--- Start of Excerpted data ---
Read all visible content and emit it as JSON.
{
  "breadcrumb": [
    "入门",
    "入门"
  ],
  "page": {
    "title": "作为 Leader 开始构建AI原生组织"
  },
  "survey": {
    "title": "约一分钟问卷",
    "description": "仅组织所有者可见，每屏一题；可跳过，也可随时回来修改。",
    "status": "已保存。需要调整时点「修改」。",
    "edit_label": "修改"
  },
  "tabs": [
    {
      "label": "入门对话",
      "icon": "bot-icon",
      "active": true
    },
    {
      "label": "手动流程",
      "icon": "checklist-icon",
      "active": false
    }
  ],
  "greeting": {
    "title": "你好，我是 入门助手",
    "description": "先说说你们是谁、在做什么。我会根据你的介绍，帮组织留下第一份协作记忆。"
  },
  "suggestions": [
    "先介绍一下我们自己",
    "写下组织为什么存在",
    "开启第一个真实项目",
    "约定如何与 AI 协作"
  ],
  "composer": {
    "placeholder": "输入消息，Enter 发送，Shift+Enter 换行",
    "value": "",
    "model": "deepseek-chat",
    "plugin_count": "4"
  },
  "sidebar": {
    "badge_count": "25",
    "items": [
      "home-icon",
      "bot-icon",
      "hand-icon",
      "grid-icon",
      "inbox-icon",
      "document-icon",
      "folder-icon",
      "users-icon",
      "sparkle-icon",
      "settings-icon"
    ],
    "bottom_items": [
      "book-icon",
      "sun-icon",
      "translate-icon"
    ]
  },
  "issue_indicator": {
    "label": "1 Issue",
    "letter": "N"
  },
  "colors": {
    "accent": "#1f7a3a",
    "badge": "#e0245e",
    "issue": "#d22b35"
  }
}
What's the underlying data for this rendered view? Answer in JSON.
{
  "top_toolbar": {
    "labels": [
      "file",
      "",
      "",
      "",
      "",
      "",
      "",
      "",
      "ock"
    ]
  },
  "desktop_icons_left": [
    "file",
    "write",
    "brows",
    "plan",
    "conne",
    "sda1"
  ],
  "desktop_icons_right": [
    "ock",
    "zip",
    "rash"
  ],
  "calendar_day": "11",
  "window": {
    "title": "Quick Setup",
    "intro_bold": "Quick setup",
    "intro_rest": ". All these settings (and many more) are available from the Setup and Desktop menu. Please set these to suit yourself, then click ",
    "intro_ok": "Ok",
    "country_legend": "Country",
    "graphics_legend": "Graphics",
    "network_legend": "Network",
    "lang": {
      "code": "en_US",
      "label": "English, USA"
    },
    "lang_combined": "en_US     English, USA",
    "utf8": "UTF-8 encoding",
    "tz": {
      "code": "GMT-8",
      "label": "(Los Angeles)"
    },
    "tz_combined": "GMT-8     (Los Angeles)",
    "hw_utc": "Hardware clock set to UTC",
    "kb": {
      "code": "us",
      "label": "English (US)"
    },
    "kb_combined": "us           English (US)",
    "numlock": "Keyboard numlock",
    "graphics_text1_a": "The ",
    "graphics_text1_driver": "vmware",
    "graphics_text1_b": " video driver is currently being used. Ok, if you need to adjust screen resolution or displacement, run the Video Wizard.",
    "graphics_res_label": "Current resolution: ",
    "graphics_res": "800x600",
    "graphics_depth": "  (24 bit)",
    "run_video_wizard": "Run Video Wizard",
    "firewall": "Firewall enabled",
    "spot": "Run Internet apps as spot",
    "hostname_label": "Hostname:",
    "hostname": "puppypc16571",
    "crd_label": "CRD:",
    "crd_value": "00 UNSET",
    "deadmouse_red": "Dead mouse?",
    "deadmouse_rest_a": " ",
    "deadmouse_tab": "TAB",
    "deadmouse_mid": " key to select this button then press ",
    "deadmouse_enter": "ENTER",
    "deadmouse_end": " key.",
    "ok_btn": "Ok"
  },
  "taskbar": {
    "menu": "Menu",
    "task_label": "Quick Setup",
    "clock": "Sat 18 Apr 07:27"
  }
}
--- End of Excerpted data ---
▸ **Problem description**: Copy out the full set of records precisely, leaving nothing out.

▸ **Task answer**:
Read all visible content and emit it as JSON.
{
  "breadcrumb": [
    "入门",
    "入门"
  ],
  "page": {
    "title": "作为 Leader 开始构建AI原生组织"
  },
  "survey": {
    "title": "约一分钟问卷",
    "description": "仅组织所有者可见，每屏一题；可跳过，也可随时回来修改。",
    "status": "已保存。需要调整时点「修改」。",
    "edit_label": "修改"
  },
  "tabs": [
    {
      "label": "入门对话",
      "icon": "bot-icon",
      "active": true
    },
    {
      "label": "手动流程",
      "icon": "checklist-icon",
      "active": false
    }
  ],
  "greeting": {
    "title": "你好，我是 入门助手",
    "description": "先说说你们是谁、在做什么。我会根据你的介绍，帮组织留下第一份协作记忆。"
  },
  "suggestions": [
    "先介绍一下我们自己",
    "写下组织为什么存在",
    "开启第一个真实项目",
    "约定如何与 AI 协作"
  ],
  "composer": {
    "placeholder": "输入消息，Enter 发送，Shift+Enter 换行",
    "value": "",
    "model": "deepseek-chat",
    "plugin_count": "4"
  },
  "sidebar": {
    "badge_count": "25",
    "items": [
      "home-icon",
      "bot-icon",
      "hand-icon",
      "grid-icon",
      "inbox-icon",
      "document-icon",
      "folder-icon",
      "users-icon",
      "sparkle-icon",
      "settings-icon"
    ],
    "bottom_items": [
      "book-icon",
      "sun-icon",
      "translate-icon"
    ]
  },
  "issue_indicator": {
    "label": "1 Issue",
    "letter": "N"
  },
  "colors": {
    "accent": "#1f7a3a",
    "badge": "#e0245e",
    "issue": "#d22b35"
  }
}
What's the underlying data for this rendered view? Answer in JSON.
{
  "top_toolbar": {
    "labels": [
      "file",
      "",
      "",
      "",
      "",
      "",
      "",
      "",
      "ock"
    ]
  },
  "desktop_icons_left": [
    "file",
    "write",
    "brows",
    "plan",
    "conne",
    "sda1"
  ],
  "desktop_icons_right": [
    "ock",
    "zip",
    "rash"
  ],
  "calendar_day": "11",
  "window": {
    "title": "Quick Setup",
    "intro_bold": "Quick setup",
    "intro_rest": ". All these settings (and many more) are available from the Setup and Desktop menu. Please set these to suit yourself, then click ",
    "intro_ok": "Ok",
    "country_legend": "Country",
    "graphics_legend": "Graphics",
    "network_legend": "Network",
    "lang": {
      "code": "en_US",
      "label": "English, USA"
    },
    "lang_combined": "en_US     English, USA",
    "utf8": "UTF-8 encoding",
    "tz": {
      "code": "GMT-8",
      "label": "(Los Angeles)"
    },
    "tz_combined": "GMT-8     (Los Angeles)",
    "hw_utc": "Hardware clock set to UTC",
    "kb": {
      "code": "us",
      "label": "English (US)"
    },
    "kb_combined": "us           English (US)",
    "numlock": "Keyboard numlock",
    "graphics_text1_a": "The ",
    "graphics_text1_driver": "vmware",
    "graphics_text1_b": " video driver is currently being used. Ok, if you need to adjust screen resolution or displacement, run the Video Wizard.",
    "graphics_res_label": "Current resolution: ",
    "graphics_res": "800x600",
    "graphics_depth": "  (24 bit)",
    "run_video_wizard": "Run Video Wizard",
    "firewall": "Firewall enabled",
    "spot": "Run Internet apps as spot",
    "hostname_label": "Hostname:",
    "hostname": "puppypc16571",
    "crd_label": "CRD:",
    "crd_value": "00 UNSET",
    "deadmouse_red": "Dead mouse?",
    "deadmouse_rest_a": " ",
    "deadmouse_tab": "TAB",
    "deadmouse_mid": " key to select this button then press ",
    "deadmouse_enter": "ENTER",
    "deadmouse_end": " key.",
    "ok_btn": "Ok"
  },
  "taskbar": {
    "menu": "Menu",
    "task_label": "Quick Setup",
    "clock": "Sat 18 Apr 07:27"
  }
}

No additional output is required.